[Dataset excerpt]
_____

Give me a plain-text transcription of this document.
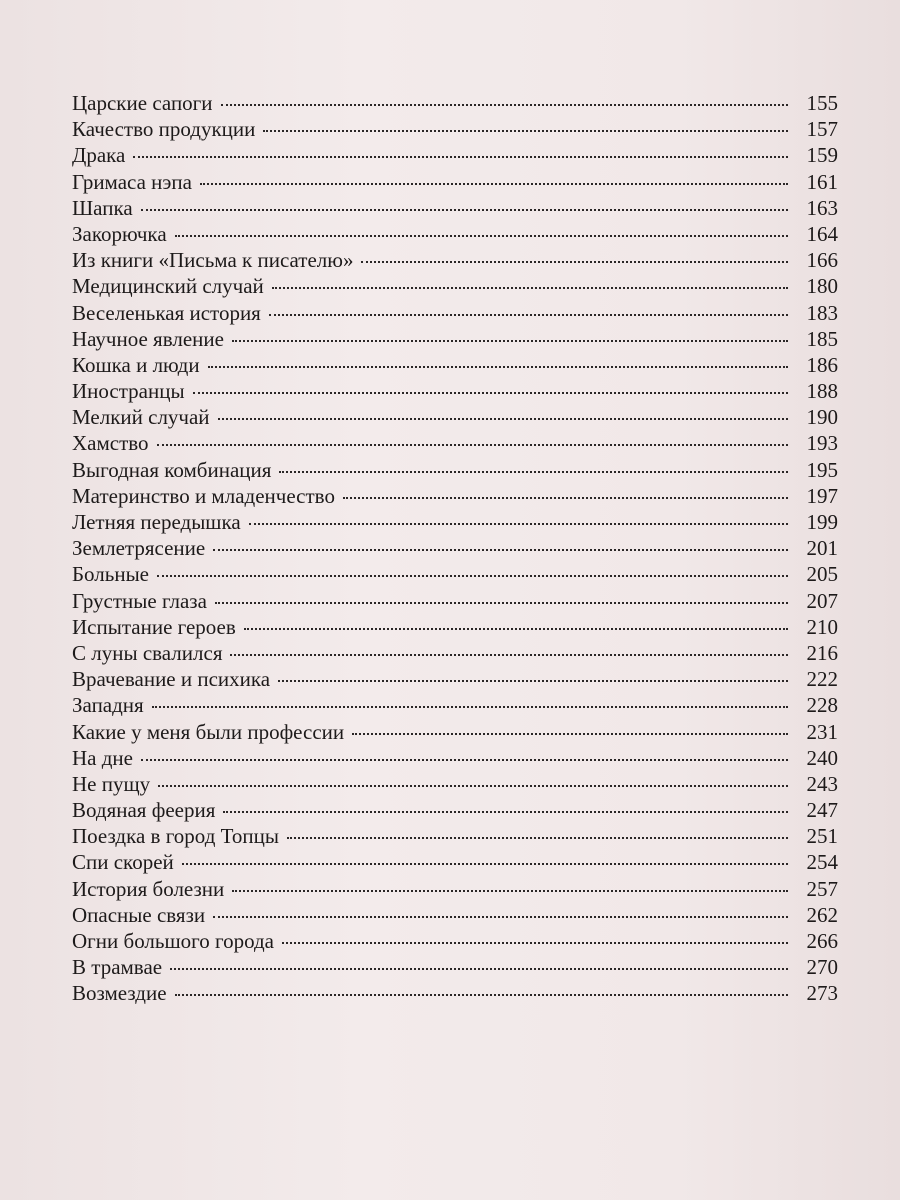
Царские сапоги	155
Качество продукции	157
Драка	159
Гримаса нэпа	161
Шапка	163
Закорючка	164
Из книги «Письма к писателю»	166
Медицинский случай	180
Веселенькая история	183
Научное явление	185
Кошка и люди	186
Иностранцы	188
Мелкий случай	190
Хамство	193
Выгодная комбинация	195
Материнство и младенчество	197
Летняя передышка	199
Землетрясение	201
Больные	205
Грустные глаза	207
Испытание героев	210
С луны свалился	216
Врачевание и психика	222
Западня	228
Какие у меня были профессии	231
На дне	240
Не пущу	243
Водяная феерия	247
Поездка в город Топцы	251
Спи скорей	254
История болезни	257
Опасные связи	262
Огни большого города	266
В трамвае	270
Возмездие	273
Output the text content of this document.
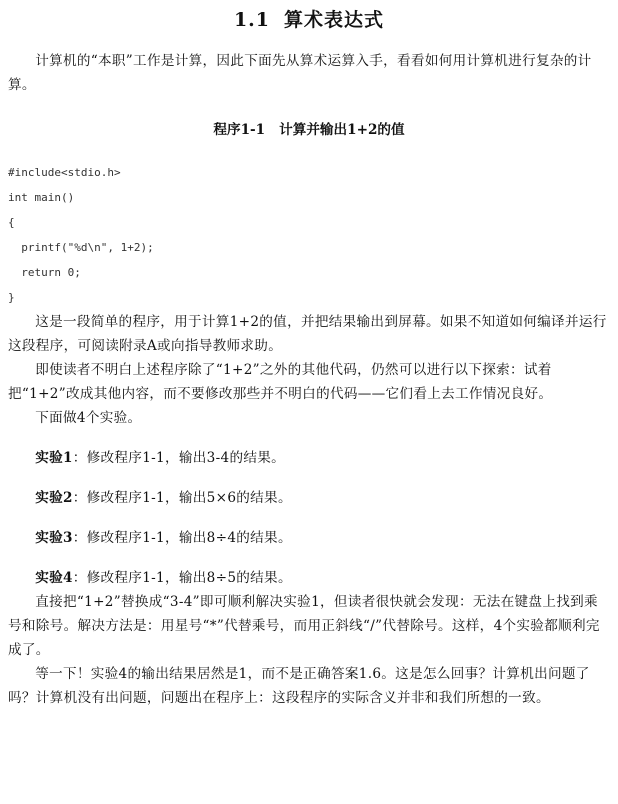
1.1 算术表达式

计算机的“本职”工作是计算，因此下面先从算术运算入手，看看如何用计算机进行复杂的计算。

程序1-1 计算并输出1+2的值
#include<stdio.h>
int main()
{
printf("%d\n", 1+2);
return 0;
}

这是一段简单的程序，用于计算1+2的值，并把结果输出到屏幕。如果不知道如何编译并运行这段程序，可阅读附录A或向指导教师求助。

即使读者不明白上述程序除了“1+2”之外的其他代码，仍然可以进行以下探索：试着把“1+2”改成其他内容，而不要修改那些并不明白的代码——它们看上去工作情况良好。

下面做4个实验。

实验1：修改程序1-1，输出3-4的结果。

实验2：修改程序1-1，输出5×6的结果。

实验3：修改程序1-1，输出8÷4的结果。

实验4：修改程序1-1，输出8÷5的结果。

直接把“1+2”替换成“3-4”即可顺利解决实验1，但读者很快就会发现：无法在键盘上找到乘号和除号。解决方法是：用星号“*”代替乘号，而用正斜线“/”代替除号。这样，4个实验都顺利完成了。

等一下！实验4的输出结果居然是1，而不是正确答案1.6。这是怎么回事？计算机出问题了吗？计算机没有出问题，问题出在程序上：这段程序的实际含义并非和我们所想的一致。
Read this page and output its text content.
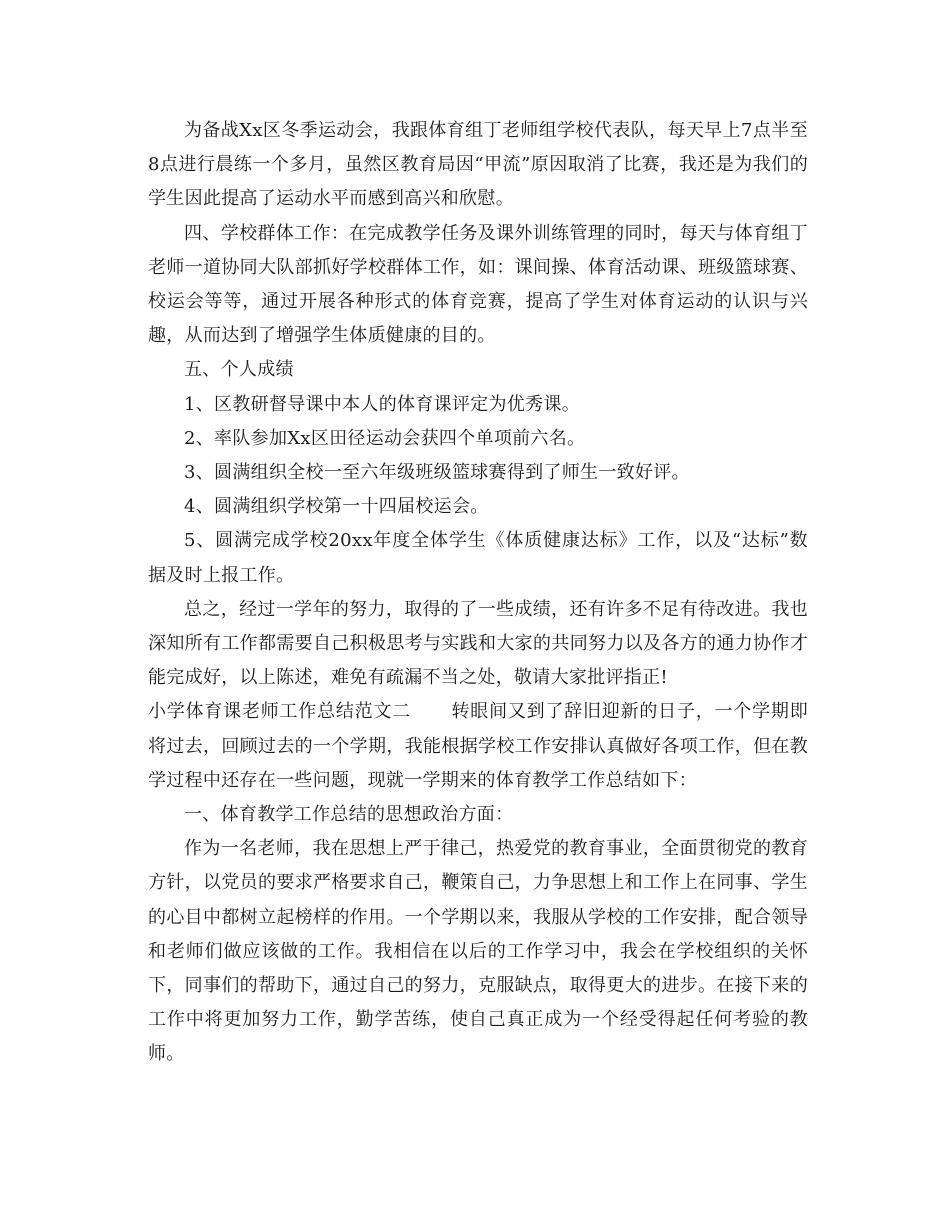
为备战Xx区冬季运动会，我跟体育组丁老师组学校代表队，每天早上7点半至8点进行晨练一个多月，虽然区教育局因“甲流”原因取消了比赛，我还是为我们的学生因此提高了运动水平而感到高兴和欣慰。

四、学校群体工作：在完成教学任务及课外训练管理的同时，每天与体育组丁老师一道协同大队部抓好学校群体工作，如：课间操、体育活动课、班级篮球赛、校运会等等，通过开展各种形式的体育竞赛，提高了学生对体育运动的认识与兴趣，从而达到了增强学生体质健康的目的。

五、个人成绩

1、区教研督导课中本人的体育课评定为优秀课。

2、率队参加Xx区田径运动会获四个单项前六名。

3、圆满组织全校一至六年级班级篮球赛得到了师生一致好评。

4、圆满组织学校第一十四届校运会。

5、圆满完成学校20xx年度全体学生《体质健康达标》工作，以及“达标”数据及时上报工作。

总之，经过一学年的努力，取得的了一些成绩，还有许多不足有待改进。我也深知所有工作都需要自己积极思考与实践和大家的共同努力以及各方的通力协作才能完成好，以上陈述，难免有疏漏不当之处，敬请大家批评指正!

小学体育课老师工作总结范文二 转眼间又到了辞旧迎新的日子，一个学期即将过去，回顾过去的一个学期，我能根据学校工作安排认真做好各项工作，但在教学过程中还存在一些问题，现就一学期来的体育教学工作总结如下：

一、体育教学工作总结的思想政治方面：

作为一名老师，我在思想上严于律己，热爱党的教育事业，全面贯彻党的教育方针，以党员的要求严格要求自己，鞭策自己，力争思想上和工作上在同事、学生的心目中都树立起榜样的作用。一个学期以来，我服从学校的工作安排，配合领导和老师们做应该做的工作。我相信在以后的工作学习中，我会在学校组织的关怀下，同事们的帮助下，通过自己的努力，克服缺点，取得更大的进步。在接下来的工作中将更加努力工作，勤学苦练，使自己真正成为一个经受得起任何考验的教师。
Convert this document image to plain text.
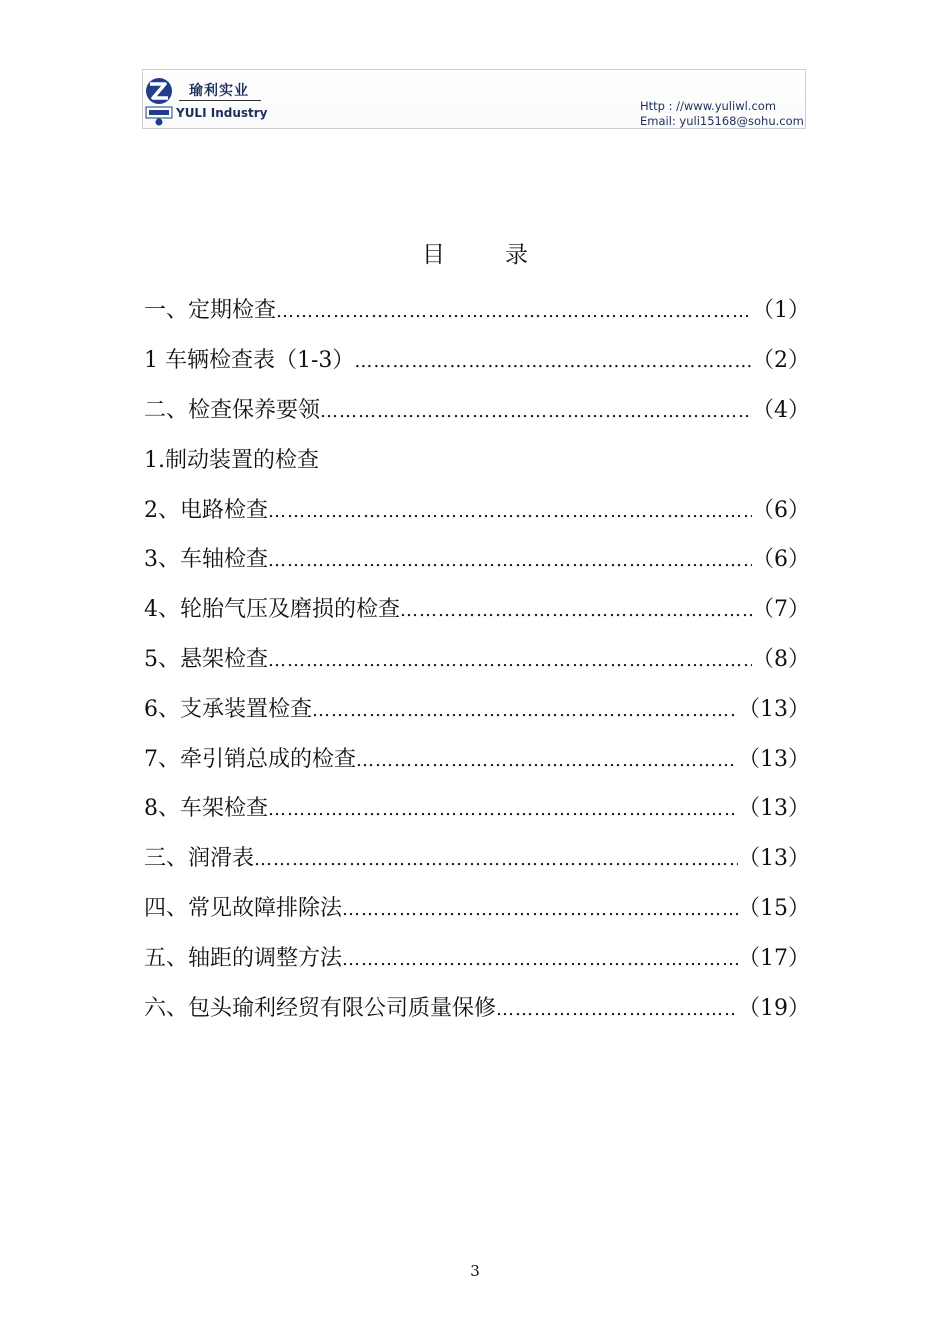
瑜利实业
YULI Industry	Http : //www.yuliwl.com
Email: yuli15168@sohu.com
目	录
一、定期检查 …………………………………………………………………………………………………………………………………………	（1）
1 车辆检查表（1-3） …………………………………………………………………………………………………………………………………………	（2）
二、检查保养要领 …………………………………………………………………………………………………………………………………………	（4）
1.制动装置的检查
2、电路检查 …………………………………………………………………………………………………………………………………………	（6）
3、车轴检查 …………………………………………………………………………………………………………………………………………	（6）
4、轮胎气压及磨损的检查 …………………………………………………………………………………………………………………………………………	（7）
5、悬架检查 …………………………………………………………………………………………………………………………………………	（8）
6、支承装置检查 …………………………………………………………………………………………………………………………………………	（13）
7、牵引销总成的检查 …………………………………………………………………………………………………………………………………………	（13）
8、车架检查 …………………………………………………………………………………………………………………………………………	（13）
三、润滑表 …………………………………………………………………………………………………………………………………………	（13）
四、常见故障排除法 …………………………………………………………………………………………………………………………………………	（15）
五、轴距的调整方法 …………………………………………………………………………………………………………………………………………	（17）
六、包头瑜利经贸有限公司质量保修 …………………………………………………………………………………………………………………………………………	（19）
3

_____

Among the entries above, how many lines include the word "text"? Reply with the number only.

RESULT OF THE TASK:
4